**INSTRUCTIONS TO FOLLOW**.
Copy out all the lines exactly. Omit pictures.
____ DATASET EXCERPTS
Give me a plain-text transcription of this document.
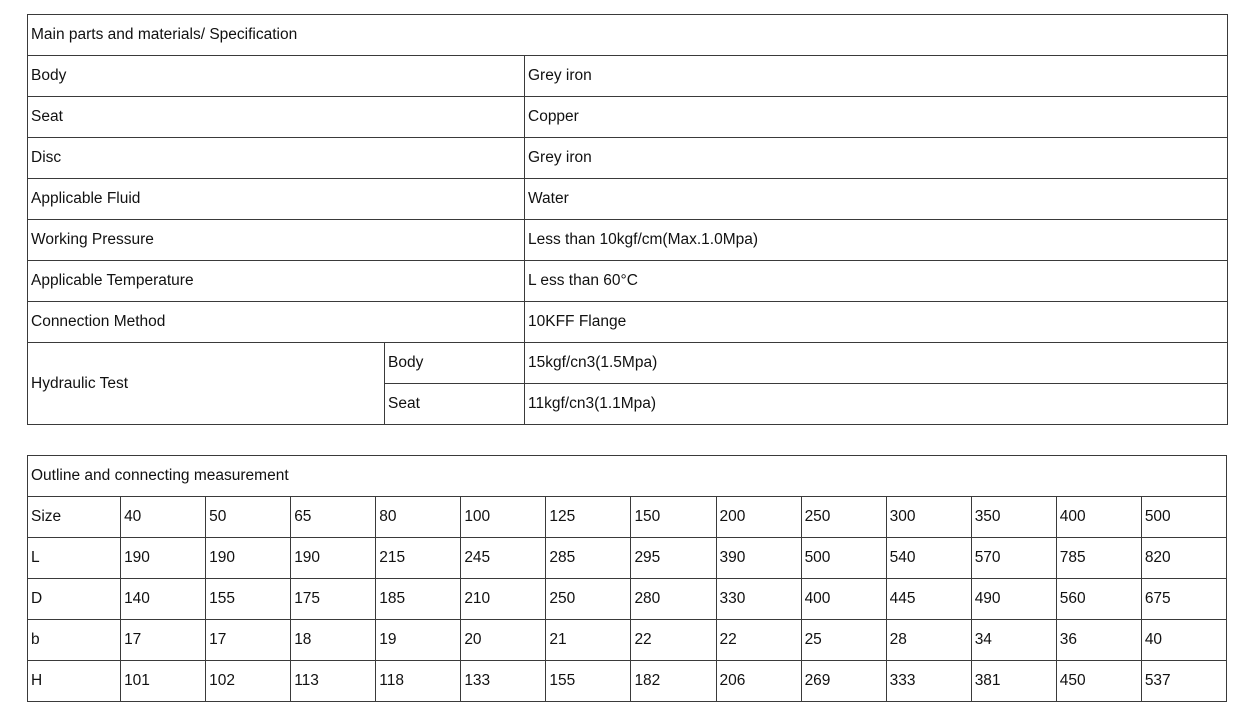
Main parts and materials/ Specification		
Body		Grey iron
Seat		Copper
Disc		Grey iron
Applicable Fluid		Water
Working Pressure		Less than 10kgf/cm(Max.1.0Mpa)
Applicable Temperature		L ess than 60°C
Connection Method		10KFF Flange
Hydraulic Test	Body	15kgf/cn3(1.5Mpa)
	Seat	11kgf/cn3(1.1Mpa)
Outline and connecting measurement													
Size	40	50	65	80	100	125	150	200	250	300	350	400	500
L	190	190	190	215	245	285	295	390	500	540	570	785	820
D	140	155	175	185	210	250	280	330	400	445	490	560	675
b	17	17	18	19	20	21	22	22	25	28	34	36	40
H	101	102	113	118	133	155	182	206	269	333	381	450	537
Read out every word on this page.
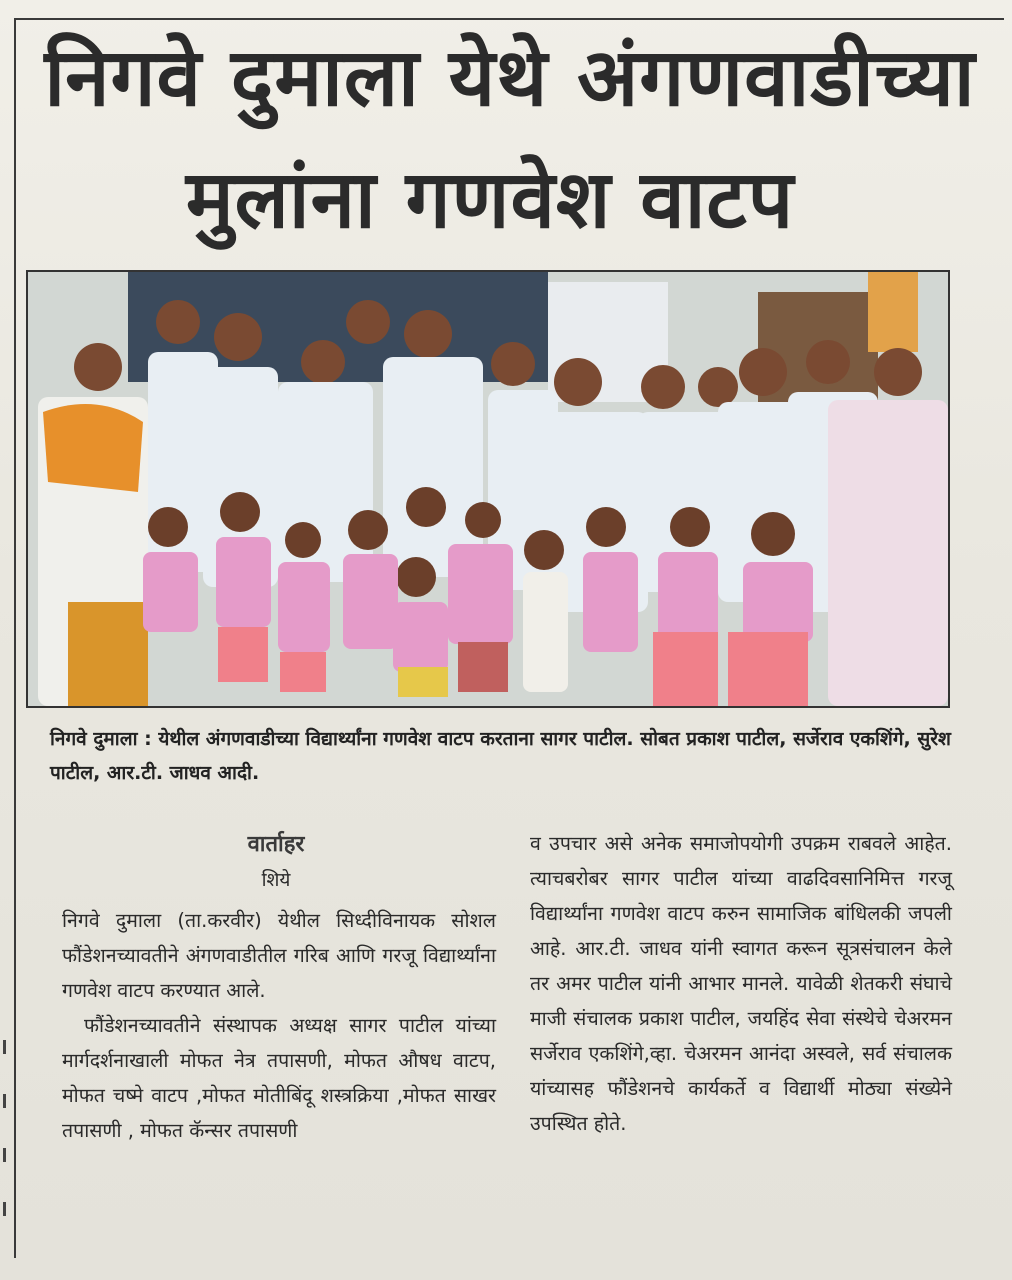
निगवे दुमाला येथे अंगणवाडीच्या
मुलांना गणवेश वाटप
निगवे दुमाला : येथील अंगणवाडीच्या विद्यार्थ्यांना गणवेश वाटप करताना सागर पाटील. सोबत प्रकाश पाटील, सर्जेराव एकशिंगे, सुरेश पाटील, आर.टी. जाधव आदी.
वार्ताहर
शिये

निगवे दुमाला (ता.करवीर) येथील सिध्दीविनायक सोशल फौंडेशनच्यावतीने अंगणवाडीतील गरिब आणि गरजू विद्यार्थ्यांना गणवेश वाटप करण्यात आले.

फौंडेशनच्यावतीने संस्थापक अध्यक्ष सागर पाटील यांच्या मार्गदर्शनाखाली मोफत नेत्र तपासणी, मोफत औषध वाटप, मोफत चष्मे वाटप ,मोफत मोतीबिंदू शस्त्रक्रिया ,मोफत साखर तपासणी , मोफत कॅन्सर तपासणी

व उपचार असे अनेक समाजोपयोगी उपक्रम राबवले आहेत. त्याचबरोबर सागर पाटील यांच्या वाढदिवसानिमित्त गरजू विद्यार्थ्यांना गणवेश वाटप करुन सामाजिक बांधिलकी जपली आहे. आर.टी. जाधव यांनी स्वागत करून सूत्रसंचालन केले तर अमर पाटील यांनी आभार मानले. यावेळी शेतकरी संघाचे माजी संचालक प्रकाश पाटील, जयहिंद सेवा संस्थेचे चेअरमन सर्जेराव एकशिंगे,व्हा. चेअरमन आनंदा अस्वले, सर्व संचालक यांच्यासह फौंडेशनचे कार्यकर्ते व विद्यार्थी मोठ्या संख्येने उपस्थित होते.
________
**RESPONSE BELOW**.
Give me a plain-text transcription of this document.
Main parts and materials/ Specification		
Body		Grey iron
Seat		Copper
Disc		Grey iron
Applicable Fluid		Water
Working Pressure		Less than 10kgf/cm(Max.1.0Mpa)
Applicable Temperature		L ess than 60°C
Connection Method		10KFF Flange
Hydraulic Test	Body	15kgf/cn3(1.5Mpa)
	Seat	11kgf/cn3(1.1Mpa)
Outline and connecting measurement													
Size	40	50	65	80	100	125	150	200	250	300	350	400	500
L	190	190	190	215	245	285	295	390	500	540	570	785	820
D	140	155	175	185	210	250	280	330	400	445	490	560	675
b	17	17	18	19	20	21	22	22	25	28	34	36	40
H	101	102	113	118	133	155	182	206	269	333	381	450	537
Read out every word on this page.
निगवे दुमाला येथे अंगणवाडीच्या
मुलांना गणवेश वाटप
निगवे दुमाला : येथील अंगणवाडीच्या विद्यार्थ्यांना गणवेश वाटप करताना सागर पाटील. सोबत प्रकाश पाटील, सर्जेराव एकशिंगे, सुरेश पाटील, आर.टी. जाधव आदी.
वार्ताहर
शिये

निगवे दुमाला (ता.करवीर) येथील सिध्दीविनायक सोशल फौंडेशनच्यावतीने अंगणवाडीतील गरिब आणि गरजू विद्यार्थ्यांना गणवेश वाटप करण्यात आले.

फौंडेशनच्यावतीने संस्थापक अध्यक्ष सागर पाटील यांच्या मार्गदर्शनाखाली मोफत नेत्र तपासणी, मोफत औषध वाटप, मोफत चष्मे वाटप ,मोफत मोतीबिंदू शस्त्रक्रिया ,मोफत साखर तपासणी , मोफत कॅन्सर तपासणी

व उपचार असे अनेक समाजोपयोगी उपक्रम राबवले आहेत. त्याचबरोबर सागर पाटील यांच्या वाढदिवसानिमित्त गरजू विद्यार्थ्यांना गणवेश वाटप करुन सामाजिक बांधिलकी जपली आहे. आर.टी. जाधव यांनी स्वागत करून सूत्रसंचालन केले तर अमर पाटील यांनी आभार मानले. यावेळी शेतकरी संघाचे माजी संचालक प्रकाश पाटील, जयहिंद सेवा संस्थेचे चेअरमन सर्जेराव एकशिंगे,व्हा. चेअरमन आनंदा अस्वले, सर्व संचालक यांच्यासह फौंडेशनचे कार्यकर्ते व विद्यार्थी मोठ्या संख्येने उपस्थित होते.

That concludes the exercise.